= Records shown =
□ □ □ □ □ □ □
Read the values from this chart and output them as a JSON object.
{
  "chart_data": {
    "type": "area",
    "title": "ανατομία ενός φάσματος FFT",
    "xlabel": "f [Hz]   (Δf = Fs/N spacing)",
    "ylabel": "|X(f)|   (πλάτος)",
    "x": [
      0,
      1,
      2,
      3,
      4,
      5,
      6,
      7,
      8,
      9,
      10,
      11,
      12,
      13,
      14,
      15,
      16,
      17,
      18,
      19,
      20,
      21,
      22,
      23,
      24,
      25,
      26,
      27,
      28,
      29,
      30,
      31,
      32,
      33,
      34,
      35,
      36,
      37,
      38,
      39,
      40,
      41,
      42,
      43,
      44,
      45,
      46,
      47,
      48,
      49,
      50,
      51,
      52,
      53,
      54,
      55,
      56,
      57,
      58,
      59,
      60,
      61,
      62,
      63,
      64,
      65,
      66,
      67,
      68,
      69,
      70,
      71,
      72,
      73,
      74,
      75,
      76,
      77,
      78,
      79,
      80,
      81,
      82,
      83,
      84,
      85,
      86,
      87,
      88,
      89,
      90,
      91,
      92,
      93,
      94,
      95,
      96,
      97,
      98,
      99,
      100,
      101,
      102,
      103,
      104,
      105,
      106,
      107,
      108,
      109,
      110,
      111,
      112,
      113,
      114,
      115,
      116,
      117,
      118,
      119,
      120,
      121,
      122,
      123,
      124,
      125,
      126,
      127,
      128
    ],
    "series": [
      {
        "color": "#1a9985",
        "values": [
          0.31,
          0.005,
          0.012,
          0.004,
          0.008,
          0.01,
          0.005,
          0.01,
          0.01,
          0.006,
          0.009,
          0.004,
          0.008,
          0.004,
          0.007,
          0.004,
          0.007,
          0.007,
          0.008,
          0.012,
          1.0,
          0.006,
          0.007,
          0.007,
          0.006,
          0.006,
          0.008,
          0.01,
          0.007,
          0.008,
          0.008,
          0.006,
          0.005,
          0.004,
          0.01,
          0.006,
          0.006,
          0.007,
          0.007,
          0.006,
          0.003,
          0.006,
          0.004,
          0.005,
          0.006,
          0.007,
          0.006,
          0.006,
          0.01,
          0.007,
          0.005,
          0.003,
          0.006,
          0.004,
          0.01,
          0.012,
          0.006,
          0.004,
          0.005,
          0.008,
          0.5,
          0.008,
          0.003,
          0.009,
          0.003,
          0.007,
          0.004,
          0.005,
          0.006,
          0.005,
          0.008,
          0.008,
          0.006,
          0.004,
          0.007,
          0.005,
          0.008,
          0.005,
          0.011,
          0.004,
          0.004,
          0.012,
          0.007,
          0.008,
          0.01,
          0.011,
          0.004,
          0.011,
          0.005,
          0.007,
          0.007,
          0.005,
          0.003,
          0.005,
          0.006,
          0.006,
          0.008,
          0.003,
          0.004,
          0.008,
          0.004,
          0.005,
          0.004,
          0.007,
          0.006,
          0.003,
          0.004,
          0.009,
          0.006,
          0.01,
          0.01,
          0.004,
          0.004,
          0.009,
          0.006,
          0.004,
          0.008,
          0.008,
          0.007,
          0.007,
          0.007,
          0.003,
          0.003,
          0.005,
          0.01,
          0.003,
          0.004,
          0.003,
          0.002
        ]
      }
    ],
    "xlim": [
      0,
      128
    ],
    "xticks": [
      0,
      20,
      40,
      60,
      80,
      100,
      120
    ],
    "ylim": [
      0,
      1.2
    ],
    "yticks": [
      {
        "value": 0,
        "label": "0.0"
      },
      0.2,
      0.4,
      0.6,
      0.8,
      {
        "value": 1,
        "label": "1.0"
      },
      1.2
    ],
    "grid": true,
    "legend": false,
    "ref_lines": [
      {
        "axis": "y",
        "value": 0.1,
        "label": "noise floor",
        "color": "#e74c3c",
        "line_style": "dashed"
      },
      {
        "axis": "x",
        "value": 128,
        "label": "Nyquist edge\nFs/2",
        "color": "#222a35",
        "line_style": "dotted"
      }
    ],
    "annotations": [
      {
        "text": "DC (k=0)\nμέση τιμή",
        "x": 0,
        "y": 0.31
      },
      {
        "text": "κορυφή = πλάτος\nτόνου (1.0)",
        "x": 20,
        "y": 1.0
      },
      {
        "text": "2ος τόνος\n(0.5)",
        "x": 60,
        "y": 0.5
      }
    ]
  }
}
□ □ □ □ □ □ □
= What this task involves =
Your task is to repeat the data exactly; please include every line.

= Expected answer =
Read the values from this chart and output them as a JSON object.
{
  "chart_data": {
    "type": "area",
    "title": "ανατομία ενός φάσματος FFT",
    "xlabel": "f [Hz]   (Δf = Fs/N spacing)",
    "ylabel": "|X(f)|   (πλάτος)",
    "x": [
      0,
      1,
      2,
      3,
      4,
      5,
      6,
      7,
      8,
      9,
      10,
      11,
      12,
      13,
      14,
      15,
      16,
      17,
      18,
      19,
      20,
      21,
      22,
      23,
      24,
      25,
      26,
      27,
      28,
      29,
      30,
      31,
      32,
      33,
      34,
      35,
      36,
      37,
      38,
      39,
      40,
      41,
      42,
      43,
      44,
      45,
      46,
      47,
      48,
      49,
      50,
      51,
      52,
      53,
      54,
      55,
      56,
      57,
      58,
      59,
      60,
      61,
      62,
      63,
      64,
      65,
      66,
      67,
      68,
      69,
      70,
      71,
      72,
      73,
      74,
      75,
      76,
      77,
      78,
      79,
      80,
      81,
      82,
      83,
      84,
      85,
      86,
      87,
      88,
      89,
      90,
      91,
      92,
      93,
      94,
      95,
      96,
      97,
      98,
      99,
      100,
      101,
      102,
      103,
      104,
      105,
      106,
      107,
      108,
      109,
      110,
      111,
      112,
      113,
      114,
      115,
      116,
      117,
      118,
      119,
      120,
      121,
      122,
      123,
      124,
      125,
      126,
      127,
      128
    ],
    "series": [
      {
        "color": "#1a9985",
        "values": [
          0.31,
          0.005,
          0.012,
          0.004,
          0.008,
          0.01,
          0.005,
          0.01,
          0.01,
          0.006,
          0.009,
          0.004,
          0.008,
          0.004,
          0.007,
          0.004,
          0.007,
          0.007,
          0.008,
          0.012,
          1.0,
          0.006,
          0.007,
          0.007,
          0.006,
          0.006,
          0.008,
          0.01,
          0.007,
          0.008,
          0.008,
          0.006,
          0.005,
          0.004,
          0.01,
          0.006,
          0.006,
          0.007,
          0.007,
          0.006,
          0.003,
          0.006,
          0.004,
          0.005,
          0.006,
          0.007,
          0.006,
          0.006,
          0.01,
          0.007,
          0.005,
          0.003,
          0.006,
          0.004,
          0.01,
          0.012,
          0.006,
          0.004,
          0.005,
          0.008,
          0.5,
          0.008,
          0.003,
          0.009,
          0.003,
          0.007,
          0.004,
          0.005,
          0.006,
          0.005,
          0.008,
          0.008,
          0.006,
          0.004,
          0.007,
          0.005,
          0.008,
          0.005,
          0.011,
          0.004,
          0.004,
          0.012,
          0.007,
          0.008,
          0.01,
          0.011,
          0.004,
          0.011,
          0.005,
          0.007,
          0.007,
          0.005,
          0.003,
          0.005,
          0.006,
          0.006,
          0.008,
          0.003,
          0.004,
          0.008,
          0.004,
          0.005,
          0.004,
          0.007,
          0.006,
          0.003,
          0.004,
          0.009,
          0.006,
          0.01,
          0.01,
          0.004,
          0.004,
          0.009,
          0.006,
          0.004,
          0.008,
          0.008,
          0.007,
          0.007,
          0.007,
          0.003,
          0.003,
          0.005,
          0.01,
          0.003,
          0.004,
          0.003,
          0.002
        ]
      }
    ],
    "xlim": [
      0,
      128
    ],
    "xticks": [
      0,
      20,
      40,
      60,
      80,
      100,
      120
    ],
    "ylim": [
      0,
      1.2
    ],
    "yticks": [
      {
        "value": 0,
        "label": "0.0"
      },
      0.2,
      0.4,
      0.6,
      0.8,
      {
        "value": 1,
        "label": "1.0"
      },
      1.2
    ],
    "grid": true,
    "legend": false,
    "ref_lines": [
      {
        "axis": "y",
        "value": 0.1,
        "label": "noise floor",
        "color": "#e74c3c",
        "line_style": "dashed"
      },
      {
        "axis": "x",
        "value": 128,
        "label": "Nyquist edge\nFs/2",
        "color": "#222a35",
        "line_style": "dotted"
      }
    ],
    "annotations": [
      {
        "text": "DC (k=0)\nμέση τιμή",
        "x": 0,
        "y": 0.31
      },
      {
        "text": "κορυφή = πλάτος\nτόνου (1.0)",
        "x": 20,
        "y": 1.0
      },
      {
        "text": "2ος τόνος\n(0.5)",
        "x": 60,
        "y": 0.5
      }
    ]
  }
}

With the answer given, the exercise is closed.